SUPPLIED RECORDS —
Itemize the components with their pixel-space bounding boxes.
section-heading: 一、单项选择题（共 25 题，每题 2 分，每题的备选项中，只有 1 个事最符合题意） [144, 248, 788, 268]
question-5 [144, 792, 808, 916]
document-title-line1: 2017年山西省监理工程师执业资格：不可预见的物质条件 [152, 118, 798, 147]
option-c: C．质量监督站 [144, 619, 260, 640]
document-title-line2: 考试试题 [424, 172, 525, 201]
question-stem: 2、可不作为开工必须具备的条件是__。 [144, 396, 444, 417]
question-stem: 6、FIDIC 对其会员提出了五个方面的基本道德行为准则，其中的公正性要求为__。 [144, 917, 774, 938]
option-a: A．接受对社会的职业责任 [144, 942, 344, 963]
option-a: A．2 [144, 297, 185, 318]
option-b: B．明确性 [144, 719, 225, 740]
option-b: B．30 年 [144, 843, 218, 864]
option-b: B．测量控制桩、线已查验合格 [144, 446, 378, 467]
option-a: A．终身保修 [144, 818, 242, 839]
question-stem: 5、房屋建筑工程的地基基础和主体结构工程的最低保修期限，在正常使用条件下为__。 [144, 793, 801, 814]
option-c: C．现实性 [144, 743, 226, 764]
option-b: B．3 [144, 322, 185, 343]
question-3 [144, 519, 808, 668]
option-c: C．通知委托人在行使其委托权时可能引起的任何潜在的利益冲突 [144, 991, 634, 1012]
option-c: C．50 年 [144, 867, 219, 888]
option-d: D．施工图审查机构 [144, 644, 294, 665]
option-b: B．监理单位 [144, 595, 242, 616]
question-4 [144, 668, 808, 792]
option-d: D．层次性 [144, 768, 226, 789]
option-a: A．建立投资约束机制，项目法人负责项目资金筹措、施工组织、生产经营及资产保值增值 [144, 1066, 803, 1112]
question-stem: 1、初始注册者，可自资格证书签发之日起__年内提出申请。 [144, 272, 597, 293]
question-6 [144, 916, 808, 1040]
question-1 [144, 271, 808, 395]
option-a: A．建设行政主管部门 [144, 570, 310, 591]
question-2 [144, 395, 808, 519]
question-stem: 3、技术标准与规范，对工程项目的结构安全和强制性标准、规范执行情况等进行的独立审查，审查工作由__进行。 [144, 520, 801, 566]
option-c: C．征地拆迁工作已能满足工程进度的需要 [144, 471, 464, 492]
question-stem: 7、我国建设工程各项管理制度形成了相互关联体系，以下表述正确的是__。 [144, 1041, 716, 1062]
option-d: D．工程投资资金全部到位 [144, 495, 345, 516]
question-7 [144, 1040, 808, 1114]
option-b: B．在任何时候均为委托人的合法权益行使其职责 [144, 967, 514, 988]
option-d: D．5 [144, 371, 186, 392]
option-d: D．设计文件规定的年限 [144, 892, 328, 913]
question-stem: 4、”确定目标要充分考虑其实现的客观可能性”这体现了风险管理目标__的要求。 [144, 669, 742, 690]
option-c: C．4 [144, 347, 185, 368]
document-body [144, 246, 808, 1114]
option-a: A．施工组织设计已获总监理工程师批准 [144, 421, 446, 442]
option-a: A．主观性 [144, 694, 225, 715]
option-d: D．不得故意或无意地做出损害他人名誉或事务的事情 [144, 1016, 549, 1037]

PROBLEM DETAILS — Convert the records, from the first line through the line containing "option-c: C．质量监督站 [144, 619, 260, 640]", into a JSON list of strings with one string per line and no blank lines.

EXPECTED ANSWER —
[
  "Itemize the components with their pixel-space bounding boxes.",
  "section-heading: 一、单项选择题（共 25 题，每题 2 分，每题的备选项中，只有 1 个事最符合题意） [144, 248, 788, 268]",
  "question-5 [144, 792, 808, 916]",
  "document-title-line1: 2017年山西省监理工程师执业资格：不可预见的物质条件 [152, 118, 798, 147]",
  "option-c: C．质量监督站 [144, 619, 260, 640]"
]